> Text to read:
::::
The appellants in the instant case say that the foregoing quotation from the Chewelah case is dictum. The conclusion which it implies does not seem to have been necessary to the decision of that case, since a factual finding that Chewelah did not have all the utilities was fully determinative. In any event, however, the excerpt was quoted with approval and its reasoning was adopted in Hillier v. Public Utility Dist. No. 3, 188 Wn. 602, 63 P.2d 392, a case which we think controls this one.

In the Hillier case, the requisite number of taxpayers had petitioned the county commissioners for the formation of a public utility district embracing part of Mason county. Thereafter, a petition for the organization of a county-wide district also was presented to the commissioners. The two propositions were submitted to the voters at the same election, and both of them carried. Suits were brought (later consolidated for trial) to enjoin the levy of taxes by the larger district. It was held that, while the smaller district, by virtue of § 12 of the public utility district act, was excluded from the larger one, and, although, in the creation of the latter, there had been no notice or hearing, both had been validly organized. The court quoted from the Chewelah case the same excerpt hereinabove set forth, and then offered this comment:

"In other words, the act itself defines county-wide districts and fixes their boundaries as the county boundaries, even though there may be, within these boundaries, cities or small utility districts operating all or some of the utilities authorized. The opinion implied that, even if the city of Chewelah were operating all of the utilities, so as to exclude it from the jurisdiction of the county-wide district, the district would, nevertheless, be one of legislative creation, not requiring a preliminary hearing.

"All of the counties of the state have within their limits cities authorized to operate, and many of them in fact operating, all the utilities covered by the act. To hold that a county-wide district could not be organized in any county having a city furnishing water and electricity would, in a large measure, defeat the purpose of the act. If the existence of the city type of municipal corporation does not prevent the organization of a county-wide district, we can see no reason for holding that the existence of a smaller utility district destroys the right to organize a larger district." (Italics ours.)

Appellant attempts, unsuccessfully we think, to distinguish the Hillier case. Specifically, the appellant points out, in that case, the two districts were authorized at the same election and, hence, at the same time, while, in the instant case, Centralia was an existing municipality before the proceedings to form the county-wide district were initiated. We do not think the difference is important. In the Hillier case, when the proposition of creating a county-wide district was submitted to the electors, no one knew whether or not it would ultimately embrace all the area of the county. That depended upon the result of the election on the formation of the smaller district. Likewise, in the present case, it was uncertain whether the proposed district would include the entire county. It depended upon whether Centralia or some other municipality in the county owned or operated all the utilities authorized by the statute, a fact which had not been authoritatively determined at the time of the election. The Hillier case appears to hold that a utility district coextensive with the limits of a county is valid when the election for its formation is held without notice or hearing by the board of county commissioners, even though there is excluded from it a smaller district in the same county. So regarded, we think that case is controlling here.
::::
(Stored items from a collection)
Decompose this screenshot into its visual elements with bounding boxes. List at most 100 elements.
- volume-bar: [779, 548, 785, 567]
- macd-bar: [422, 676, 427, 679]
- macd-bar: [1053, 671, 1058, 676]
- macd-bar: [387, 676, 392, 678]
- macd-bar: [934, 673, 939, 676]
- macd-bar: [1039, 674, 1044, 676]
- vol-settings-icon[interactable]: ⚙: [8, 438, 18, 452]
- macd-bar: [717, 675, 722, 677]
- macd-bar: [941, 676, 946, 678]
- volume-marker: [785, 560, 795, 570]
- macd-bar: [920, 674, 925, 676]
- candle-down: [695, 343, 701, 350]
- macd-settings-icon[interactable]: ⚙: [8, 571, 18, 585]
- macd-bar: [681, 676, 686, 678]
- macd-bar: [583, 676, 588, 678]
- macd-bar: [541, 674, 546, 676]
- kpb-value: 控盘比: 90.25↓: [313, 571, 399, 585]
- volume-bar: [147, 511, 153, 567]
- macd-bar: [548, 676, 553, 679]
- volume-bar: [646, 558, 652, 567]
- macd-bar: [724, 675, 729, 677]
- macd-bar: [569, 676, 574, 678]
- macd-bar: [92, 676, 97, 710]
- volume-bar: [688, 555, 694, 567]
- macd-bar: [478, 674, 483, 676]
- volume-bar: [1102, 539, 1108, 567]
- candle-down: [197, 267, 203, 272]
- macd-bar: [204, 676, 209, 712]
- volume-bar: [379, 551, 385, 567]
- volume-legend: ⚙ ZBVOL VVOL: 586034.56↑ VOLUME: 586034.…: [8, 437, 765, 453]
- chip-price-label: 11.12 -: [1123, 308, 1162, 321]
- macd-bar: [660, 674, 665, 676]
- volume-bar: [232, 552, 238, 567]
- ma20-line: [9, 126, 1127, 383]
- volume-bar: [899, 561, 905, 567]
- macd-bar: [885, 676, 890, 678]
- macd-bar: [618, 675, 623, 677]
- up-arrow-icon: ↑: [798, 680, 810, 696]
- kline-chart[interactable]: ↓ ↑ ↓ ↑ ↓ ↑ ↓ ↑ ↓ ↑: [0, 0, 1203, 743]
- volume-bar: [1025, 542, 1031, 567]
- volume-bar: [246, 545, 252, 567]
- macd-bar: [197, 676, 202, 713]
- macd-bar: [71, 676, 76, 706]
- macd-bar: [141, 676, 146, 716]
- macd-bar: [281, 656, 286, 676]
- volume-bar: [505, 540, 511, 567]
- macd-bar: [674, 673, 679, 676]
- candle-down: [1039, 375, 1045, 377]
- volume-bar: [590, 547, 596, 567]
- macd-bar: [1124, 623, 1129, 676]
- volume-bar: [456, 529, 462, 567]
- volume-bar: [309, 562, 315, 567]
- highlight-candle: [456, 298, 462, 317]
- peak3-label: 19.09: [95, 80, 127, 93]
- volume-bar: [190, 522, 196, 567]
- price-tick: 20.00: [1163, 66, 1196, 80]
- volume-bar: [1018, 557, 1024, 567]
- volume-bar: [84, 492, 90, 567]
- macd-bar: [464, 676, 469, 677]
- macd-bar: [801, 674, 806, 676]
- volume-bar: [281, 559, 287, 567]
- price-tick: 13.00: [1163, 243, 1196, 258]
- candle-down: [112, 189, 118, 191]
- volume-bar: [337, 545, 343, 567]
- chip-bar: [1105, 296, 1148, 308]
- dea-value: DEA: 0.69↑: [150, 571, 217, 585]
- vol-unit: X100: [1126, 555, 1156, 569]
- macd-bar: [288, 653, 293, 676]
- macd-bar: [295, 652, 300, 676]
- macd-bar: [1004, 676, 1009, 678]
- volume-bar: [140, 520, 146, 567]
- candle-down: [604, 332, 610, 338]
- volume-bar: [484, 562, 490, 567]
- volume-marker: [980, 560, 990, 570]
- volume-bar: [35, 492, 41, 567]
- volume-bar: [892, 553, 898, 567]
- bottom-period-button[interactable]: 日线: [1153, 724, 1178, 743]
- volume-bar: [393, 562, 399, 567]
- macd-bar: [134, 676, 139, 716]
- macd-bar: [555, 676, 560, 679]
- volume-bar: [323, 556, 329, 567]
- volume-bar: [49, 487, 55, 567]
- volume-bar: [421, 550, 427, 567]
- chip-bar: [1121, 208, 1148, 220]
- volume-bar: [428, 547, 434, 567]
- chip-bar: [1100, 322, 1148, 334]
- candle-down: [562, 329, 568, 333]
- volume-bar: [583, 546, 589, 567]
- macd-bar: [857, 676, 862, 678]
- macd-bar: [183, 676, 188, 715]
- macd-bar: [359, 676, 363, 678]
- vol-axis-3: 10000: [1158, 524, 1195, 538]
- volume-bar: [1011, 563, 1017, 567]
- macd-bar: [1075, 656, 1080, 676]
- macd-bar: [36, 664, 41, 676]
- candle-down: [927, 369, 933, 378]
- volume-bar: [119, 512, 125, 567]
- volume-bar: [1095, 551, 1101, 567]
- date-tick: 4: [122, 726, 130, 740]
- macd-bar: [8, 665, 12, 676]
::::
> Parts of the exercise:
1: Retype the passage from the court opinion on utility districts, starting with "The appellants in" and going on through "controls this one.".
2: Answer these questions using the court opinion on utility districts.
(a) Part of which county was embraced by the smaller district in the Hillier case?
(b) What were the suits in the Hillier case brought to enjoin?
(c) In the instant case, what was Centralia before the proceedings to form the county-wide district began?
3: Write what follows the last sentence of the court opinion on utility districts.

> The answers:
1:
The appellants in the instant case say that the foregoing quotation from the Chewelah case is dictum. The conclusion which it implies does not seem to have been necessary to the decision of that case, since a factual finding that Chewelah did not have all the utilities was fully determinative. In any event, however, the excerpt was quoted with approval and its reasoning was adopted in Hillier v. Public Utility Dist. No. 3, 188 Wn. 602, 63 P.2d 392, a case which we think controls this one.

2:
(a) Mason county
(b) The levy of taxes by the larger district
(c) An existing municipality

3:
Appellant maintains that the Lewis county public utility district was not lawfully organized, because the inhabitants of the city of Centralia were permitted to vote on the question of its formation. That circumstance is not material, however, because it did not affect the result of the election. According to the findings of the trial court, a majority of the electors of the county, exclusive of those residing in Centralia, voted in favor of the creation of the district.

The public utility district statute does not specifically require any notice and hearing by the county commissioners in the formation of a district under the circumstances of the instant case, nor do we think it does so by necessary implication. In the case of a petition for the creation of a district of less area than the county, where the petitioners themselves, at their discretion, fix the boundaries of the proposed district, the statute logically requires a hearing. Manifestly, its purpose is to enable the county commissioners to fix suitable boundary lines after determining whether "any lands have been unjustly or improperly included" and "will not be benefited by inclusion." The commissioners may also extend the boundaries to include additional lands, but only "upon the written request of the owners of such lands." The statute cannot, however, without resort to strained and illogical construction, be interpreted to require notice and hearing in the formation of a district initiated as one coextensive with the limits of a county. Although there is at least one municipality in every county of the state, no procedure is prescribed and no method is provided for a board of county commissioners to inquire into the facts and determine whether or not a municipality owns or operates all the utilities authorized by the act. Moreover, such a board has no authority to make an effectual or binding determination of that question.

If a municipality does not have all the utilities, the board is not authorized to exclude it from a district commenced as a county-wide one. On the other hand, if a municipality does have all the utilities, it seems clear that the commissioners cannot include it in any district. It is difficult to conceive any useful purpose a hearing, in the formation of a county-wide district, could serve.

The respondent public utility district No. 1 of Lewis county, as the trial court found, was regularly and lawfully organized, and the judgment is affirmed.

MILLARD, MAIN, and BLAKE, JJ., concur.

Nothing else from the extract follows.